*EXERCISE INSTRUCTIONS:* Retype the whole article header below, keeping every character as it is.

::: PROVIDED TEXT

Molecular detection of Mycobacterium leprae using RLEP-LAMP and restriction enzyme to ensure amplification specificity

Mukul Sharma; Purna Dwivedi; Srishti Tripathi; Purushottam Patel; Pushpendra Singh

doi:10.7883/yoken.JJID.2024.251

Molecular detection of Mycobacterium leprae using RLEP-LAMP and restriction enzyme to ensure amplification specificity

Jpn J Infect Dis. 2024 Dec 27. doi: 10.7883/yoken.JJID.2024.251. Online ahead of print.

Authors

Mukul Sharma^{1

2}, Purna Dwivedi^{1

3}, Srishti Tripathi⁴, Purushottam Patel¹, Pushpendra Singh¹

Affiliations

¹ ICMR-National Institute of Research in Tribal Health, India.
² Department of Mycobacteriology, Leprosy Research Center, National Institute of Infectious Diseases (NIID), Japan.
³ Maharaja Sayajirao University of Baroda, India.
⁴ Netaji Subhash Chandra Bose Medical College, India.

::::::
::: RECORD SET

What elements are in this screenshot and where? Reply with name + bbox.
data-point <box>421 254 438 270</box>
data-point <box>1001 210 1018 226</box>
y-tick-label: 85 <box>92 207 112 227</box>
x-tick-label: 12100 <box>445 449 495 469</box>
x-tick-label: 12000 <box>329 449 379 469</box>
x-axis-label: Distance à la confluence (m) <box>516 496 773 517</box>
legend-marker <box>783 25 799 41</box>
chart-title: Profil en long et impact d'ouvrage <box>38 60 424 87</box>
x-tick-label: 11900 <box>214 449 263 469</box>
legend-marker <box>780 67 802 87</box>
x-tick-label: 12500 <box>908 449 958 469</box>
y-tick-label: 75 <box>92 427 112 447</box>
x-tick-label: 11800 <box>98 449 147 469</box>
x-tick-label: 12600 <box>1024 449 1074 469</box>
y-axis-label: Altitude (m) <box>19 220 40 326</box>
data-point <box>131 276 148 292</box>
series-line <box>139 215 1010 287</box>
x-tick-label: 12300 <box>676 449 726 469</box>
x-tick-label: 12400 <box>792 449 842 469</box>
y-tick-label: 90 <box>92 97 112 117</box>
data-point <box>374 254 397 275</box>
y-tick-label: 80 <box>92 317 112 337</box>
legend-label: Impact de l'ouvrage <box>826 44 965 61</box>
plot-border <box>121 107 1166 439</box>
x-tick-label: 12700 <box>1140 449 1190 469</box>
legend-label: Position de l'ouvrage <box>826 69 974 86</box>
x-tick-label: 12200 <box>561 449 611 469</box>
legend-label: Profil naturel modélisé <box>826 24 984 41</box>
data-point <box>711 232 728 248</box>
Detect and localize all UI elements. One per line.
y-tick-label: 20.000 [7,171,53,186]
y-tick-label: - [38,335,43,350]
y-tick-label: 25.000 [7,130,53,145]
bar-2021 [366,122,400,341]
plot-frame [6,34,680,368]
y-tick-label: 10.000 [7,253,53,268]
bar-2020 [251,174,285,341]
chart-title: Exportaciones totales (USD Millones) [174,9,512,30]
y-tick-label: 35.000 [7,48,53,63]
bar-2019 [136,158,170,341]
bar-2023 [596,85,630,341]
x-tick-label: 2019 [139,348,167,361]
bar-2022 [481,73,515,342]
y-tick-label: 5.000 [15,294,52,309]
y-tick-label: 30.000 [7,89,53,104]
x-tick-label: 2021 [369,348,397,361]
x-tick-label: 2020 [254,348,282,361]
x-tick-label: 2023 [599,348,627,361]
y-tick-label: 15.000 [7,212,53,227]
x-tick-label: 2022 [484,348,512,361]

::::::

*WRITTEN SOLUTION:*
Molecular detection of Mycobacterium leprae using RLEP-LAMP and restriction enzyme to ensure amplification specificity

Mukul Sharma; Purna Dwivedi; Srishti Tripathi; Purushottam Patel; Pushpendra Singh

doi:10.7883/yoken.JJID.2024.251

Molecular detection of Mycobacterium leprae using RLEP-LAMP and restriction enzyme to ensure amplification specificity

Jpn J Infect Dis. 2024 Dec 27. doi: 10.7883/yoken.JJID.2024.251. Online ahead of print.

Authors

Mukul Sharma^{1

2}, Purna Dwivedi^{1

3}, Srishti Tripathi⁴, Purushottam Patel¹, Pushpendra Singh¹

Affiliations

¹ ICMR-National Institute of Research in Tribal Health, India.
² Department of Mycobacteriology, Leprosy Research Center, National Institute of Infectious Diseases (NIID), Japan.
³ Maharaja Sayajirao University of Baroda, India.
⁴ Netaji Subhash Chandra Bose Medical College, India.